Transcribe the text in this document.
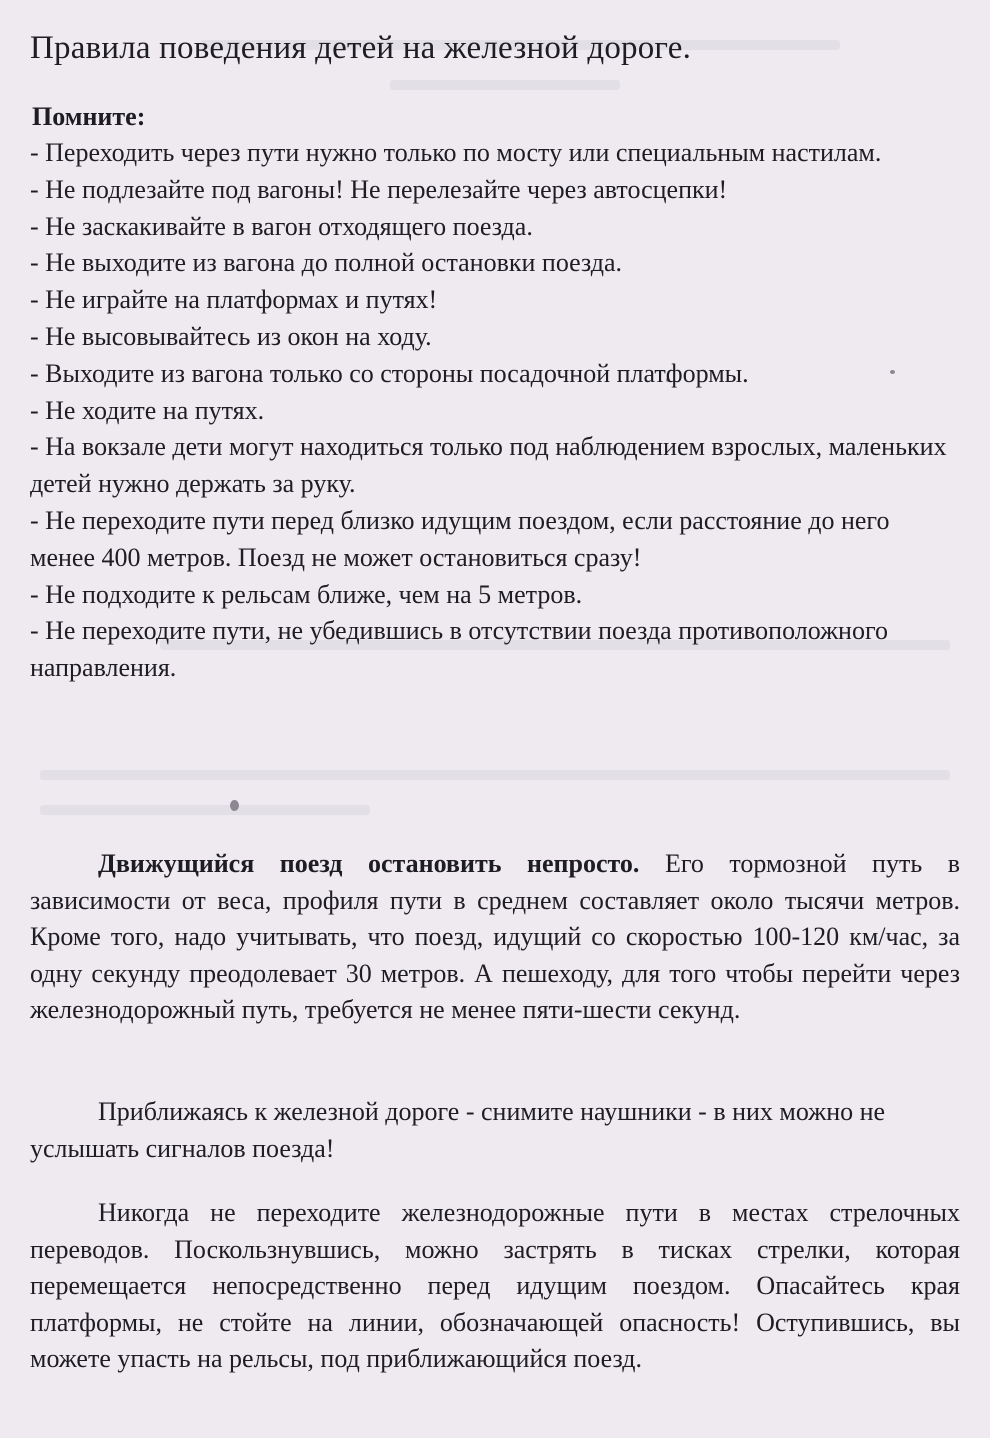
Правила поведения детей на железной дороге.
Помните:
- Переходить через пути нужно только по мосту или специальным настилам.
- Не подлезайте под вагоны! Не перелезайте через автосцепки!
- Не заскакивайте в вагон отходящего поезда.
- Не выходите из вагона до полной остановки поезда.
- Не играйте на платформах и путях!
- Не высовывайтесь из окон на ходу.
- Выходите из вагона только со стороны посадочной платформы.
- Не ходите на путях.
- На вокзале дети могут находиться только под наблюдением взрослых, маленьких детей нужно держать за руку.
- Не переходите пути перед близко идущим поездом, если расстояние до него менее 400 метров. Поезд не может остановиться сразу!
- Не подходите к рельсам ближе, чем на 5 метров.
- Не переходите пути, не убедившись в отсутствии поезда противоположного направления.

Движущийся поезд остановить непросто. Его тормозной путь в зависимости от веса, профиля пути в среднем составляет около тысячи метров. Кроме того, надо учитывать, что поезд, идущий со скоростью 100-120 км/час, за одну секунду преодолевает 30 метров. А пешеходу, для того чтобы перейти через железнодорожный путь, требуется не менее пяти-шести секунд.

Приближаясь к железной дороге - снимите наушники - в них можно не услышать сигналов поезда!

Никогда не переходите железнодорожные пути в местах стрелочных переводов. Поскользнувшись, можно застрять в тисках стрелки, которая перемещается непосредственно перед идущим поездом. Опасайтесь края платформы, не стойте на линии, обозначающей опасность! Оступившись, вы можете упасть на рельсы, под приближающийся поезд.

##########

Objective: Reproduce all the entries that precede this task, word for word, minus any pictures.

The result:
Transcribe the text in this document.
Правила поведения детей на железной дороге.
Помните:
- Переходить через пути нужно только по мосту или специальным настилам.
- Не подлезайте под вагоны! Не перелезайте через автосцепки!
- Не заскакивайте в вагон отходящего поезда.
- Не выходите из вагона до полной остановки поезда.
- Не играйте на платформах и путях!
- Не высовывайтесь из окон на ходу.
- Выходите из вагона только со стороны посадочной платформы.
- Не ходите на путях.
- На вокзале дети могут находиться только под наблюдением взрослых, маленьких детей нужно держать за руку.
- Не переходите пути перед близко идущим поездом, если расстояние до него менее 400 метров. Поезд не может остановиться сразу!
- Не подходите к рельсам ближе, чем на 5 метров.
- Не переходите пути, не убедившись в отсутствии поезда противоположного направления.

Движущийся поезд остановить непросто. Его тормозной путь в зависимости от веса, профиля пути в среднем составляет около тысячи метров. Кроме того, надо учитывать, что поезд, идущий со скоростью 100-120 км/час, за одну секунду преодолевает 30 метров. А пешеходу, для того чтобы перейти через железнодорожный путь, требуется не менее пяти-шести секунд.

Приближаясь к железной дороге - снимите наушники - в них можно не услышать сигналов поезда!

Никогда не переходите железнодорожные пути в местах стрелочных переводов. Поскользнувшись, можно застрять в тисках стрелки, которая перемещается непосредственно перед идущим поездом. Опасайтесь края платформы, не стойте на линии, обозначающей опасность! Оступившись, вы можете упасть на рельсы, под приближающийся поезд.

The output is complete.